↓↓↓

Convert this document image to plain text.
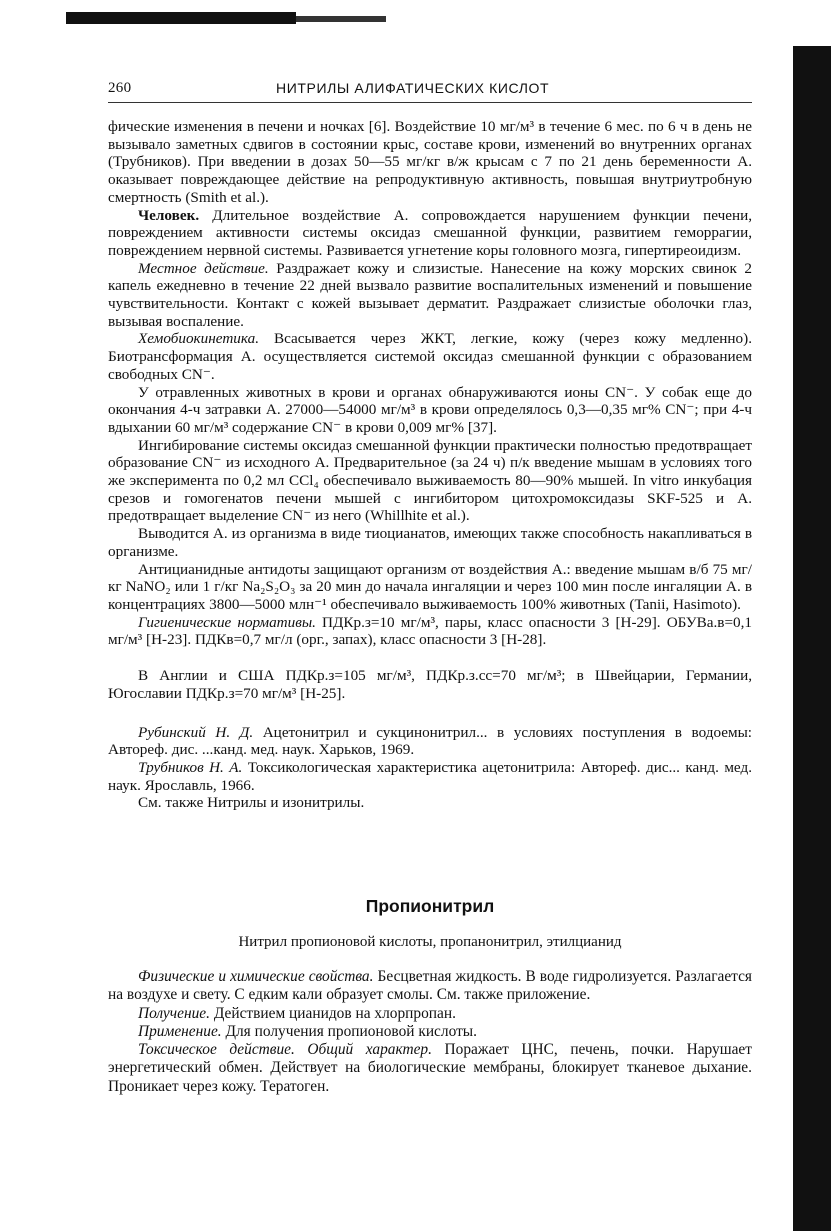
260	НИТРИЛЫ АЛИФАТИЧЕСКИХ КИСЛОТ

фические изменения в печени и ночках [6]. Воздействие 10 мг/м³ в течение 6 мес. по 6 ч в день не вызывало заметных сдвигов в состоянии крыс, составе крови, изменений во внутренних органах (Трубников). При введении в дозах 50—55 мг/кг в/ж крысам с 7 по 21 день беременности А. оказывает повреждающее действие на репродуктивную активность, повышая внутриутробную смертность (Smith et al.).

Человек. Длительное воздействие А. сопровождается нарушением функции печени, повреждением активности системы оксидаз смешанной функции, развитием геморрагии, повреждением нервной системы. Развивается угнетение коры головного мозга, гипертиреоидизм.

Местное действие. Раздражает кожу и слизистые. Нанесение на кожу морских свинок 2 капель ежедневно в течение 22 дней вызвало развитие воспалительных изменений и повышение чувствительности. Контакт с кожей вызывает дерматит. Раздражает слизистые оболочки глаз, вызывая воспаление.

Хемобиокинетика. Всасывается через ЖКТ, легкие, кожу (через кожу медленно). Биотрансформация А. осуществляется системой оксидаз смешанной функции с образованием свободных CN⁻.

У отравленных животных в крови и органах обнаруживаются ионы CN⁻. У собак еще до окончания 4-ч затравки А. 27000—54000 мг/м³ в крови определялось 0,3—0,35 мг% CN⁻; при 4-ч вдыхании 60 мг/м³ содержание CN⁻ в крови 0,009 мг% [37].

Ингибирование системы оксидаз смешанной функции практически полностью предотвращает образование CN⁻ из исходного А. Предварительное (за 24 ч) п/к введение мышам в условиях того же эксперимента по 0,2 мл CCl₄ обеспечивало выживаемость 80—90% мышей. In vitro инкубация срезов и гомогенатов печени мышей с ингибитором цитохромоксидазы SKF-525 и А. предотвращает выделение CN⁻ из него (Whillhite et al.).

Выводится А. из организма в виде тиоцианатов, имеющих также способность накапливаться в организме.

Антицианидные антидоты защищают организм от воздействия А.: введение мышам в/б 75 мг/кг NaNO₂ или 1 г/кг Na₂S₂O₃ за 20 мин до начала ингаляции и через 100 мин после ингаляции А. в концентрациях 3800—5000 млн⁻¹ обеспечивало выживаемость 100% животных (Tanii, Hasimoto).

Гигиенические нормативы. ПДКр.з=10 мг/м³, пары, класс опасности 3 [Н-29]. ОБУВа.в=0,1 мг/м³ [Н-23]. ПДКв=0,7 мг/л (орг., запах), класс опасности 3 [Н-28].

В Англии и США ПДКр.з=105 мг/м³, ПДКр.з.сс=70 мг/м³; в Швейцарии, Германии, Югославии ПДКр.з=70 мг/м³ [Н-25].

Рубинский Н. Д. Ацетонитрил и сукцинонитрил... в условиях поступления в водоемы: Автореф. дис. ...канд. мед. наук. Харьков, 1969.

Трубников Н. А. Токсикологическая характеристика ацетонитрила: Автореф. дис... канд. мед. наук. Ярославль, 1966.

См. также Нитрилы и изонитрилы.

Пропионитрил
Нитрил пропионовой кислоты, пропанонитрил, этилцианид

Физические и химические свойства. Бесцветная жидкость. В воде гидролизуется. Разлагается на воздухе и свету. С едким кали образует смолы. См. также приложение.

Получение. Действием цианидов на хлорпропан.

Применение. Для получения пропионовой кислоты.

Токсическое действие. Общий характер. Поражает ЦНС, печень, почки. Нарушает энергетический обмен. Действует на биологические мембраны, блокирует тканевое дыхание. Проникает через кожу. Тератоген.
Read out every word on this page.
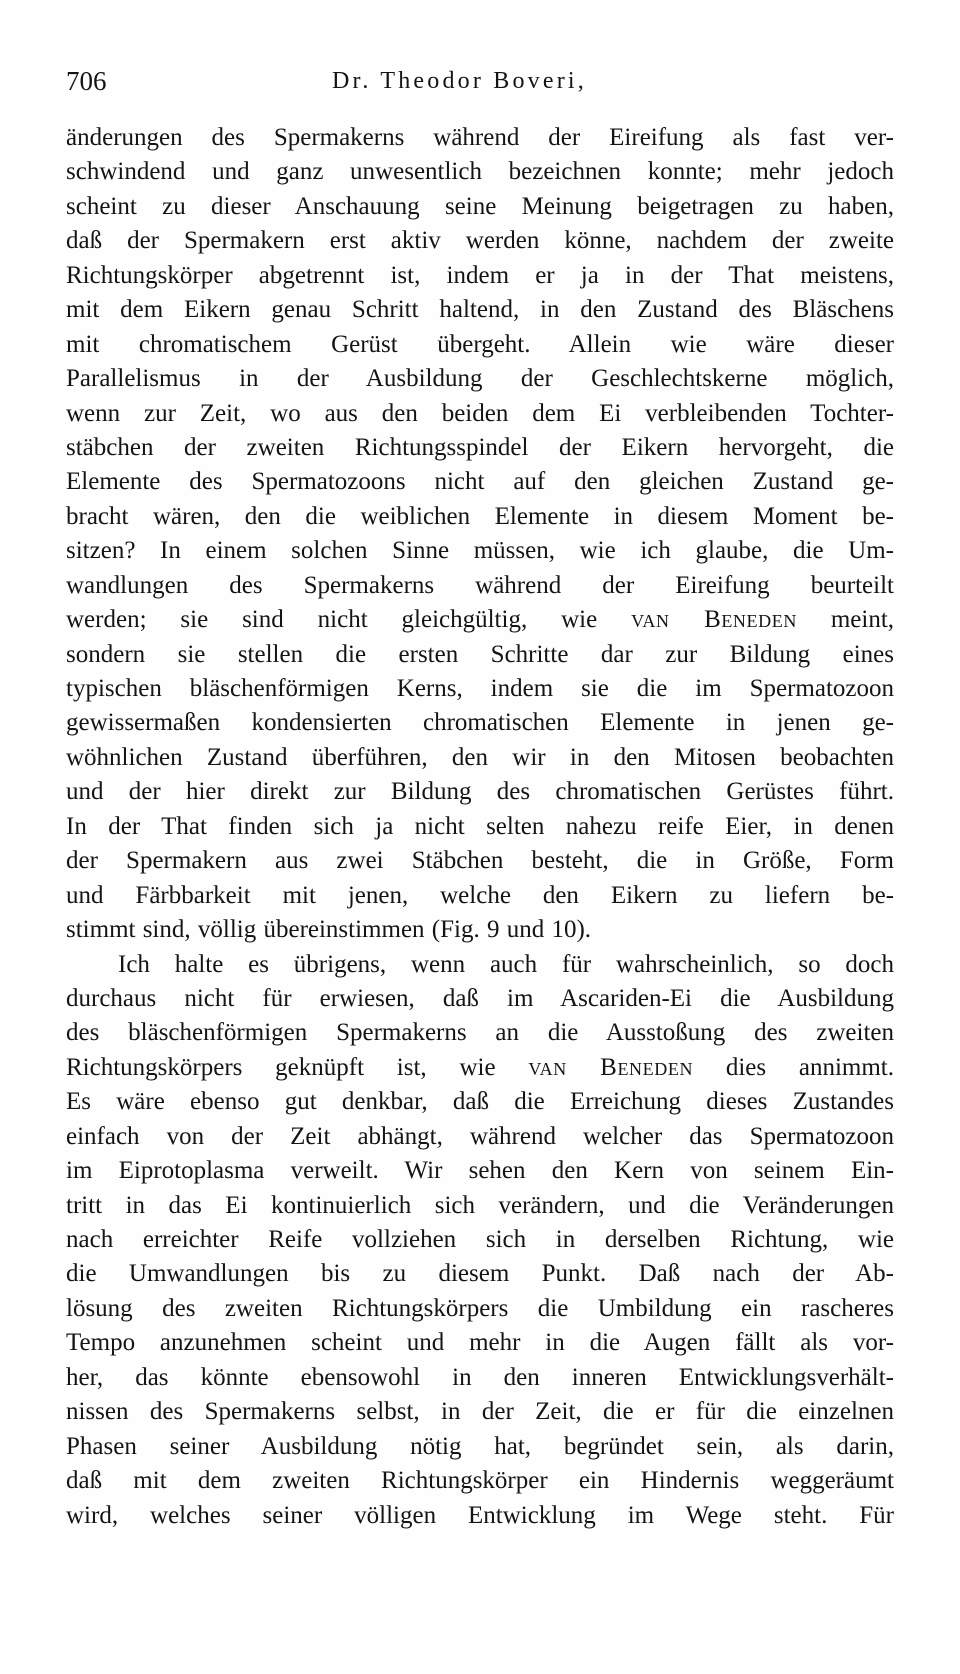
706	Dr. Theodor Boveri,
änderungen des Spermakerns während der Eireifung als fast ver-
schwindend und ganz unwesentlich bezeichnen konnte; mehr jedoch
scheint zu dieser Anschauung seine Meinung beigetragen zu haben,
daß der Spermakern erst aktiv werden könne, nachdem der zweite
Richtungskörper abgetrennt ist, indem er ja in der That meistens,
mit dem Eikern genau Schritt haltend, in den Zustand des Bläschens
mit chromatischem Gerüst übergeht. Allein wie wäre dieser
Parallelismus in der Ausbildung der Geschlechtskerne möglich,
wenn zur Zeit, wo aus den beiden dem Ei verbleibenden Tochter-
stäbchen der zweiten Richtungsspindel der Eikern hervorgeht, die
Elemente des Spermatozoons nicht auf den gleichen Zustand ge-
bracht wären, den die weiblichen Elemente in diesem Moment be-
sitzen? In einem solchen Sinne müssen, wie ich glaube, die Um-
wandlungen des Spermakerns während der Eireifung beurteilt
werden; sie sind nicht gleichgültig, wie van Beneden meint,
sondern sie stellen die ersten Schritte dar zur Bildung eines
typischen bläschenförmigen Kerns, indem sie die im Spermatozoon
gewissermaßen kondensierten chromatischen Elemente in jenen ge-
wöhnlichen Zustand überführen, den wir in den Mitosen beobachten
und der hier direkt zur Bildung des chromatischen Gerüstes führt.
In der That finden sich ja nicht selten nahezu reife Eier, in denen
der Spermakern aus zwei Stäbchen besteht, die in Größe, Form
und Färbbarkeit mit jenen, welche den Eikern zu liefern be-
stimmt sind, völlig übereinstimmen (Fig. 9 und 10).
Ich halte es übrigens, wenn auch für wahrscheinlich, so doch
durchaus nicht für erwiesen, daß im Ascariden-Ei die Ausbildung
des bläschenförmigen Spermakerns an die Ausstoßung des zweiten
Richtungskörpers geknüpft ist, wie van Beneden dies annimmt.
Es wäre ebenso gut denkbar, daß die Erreichung dieses Zustandes
einfach von der Zeit abhängt, während welcher das Spermatozoon
im Eiprotoplasma verweilt. Wir sehen den Kern von seinem Ein-
tritt in das Ei kontinuierlich sich verändern, und die Veränderungen
nach erreichter Reife vollziehen sich in derselben Richtung, wie
die Umwandlungen bis zu diesem Punkt. Daß nach der Ab-
lösung des zweiten Richtungskörpers die Umbildung ein rascheres
Tempo anzunehmen scheint und mehr in die Augen fällt als vor-
her, das könnte ebensowohl in den inneren Entwicklungsverhält-
nissen des Spermakerns selbst, in der Zeit, die er für die einzelnen
Phasen seiner Ausbildung nötig hat, begründet sein, als darin,
daß mit dem zweiten Richtungskörper ein Hindernis weggeräumt
wird, welches seiner völligen Entwicklung im Wege steht. Für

↑↑↑

From the records above, pick out and copy each line holding the word "nicht".

Written answer:
Elemente des Spermatozoons nicht auf den gleichen Zustand ge-
werden; sie sind nicht gleichgültig, wie van Beneden meint,
In der That finden sich ja nicht selten nahezu reife Eier, in denen
durchaus nicht für erwiesen, daß im Ascariden-Ei die Ausbildung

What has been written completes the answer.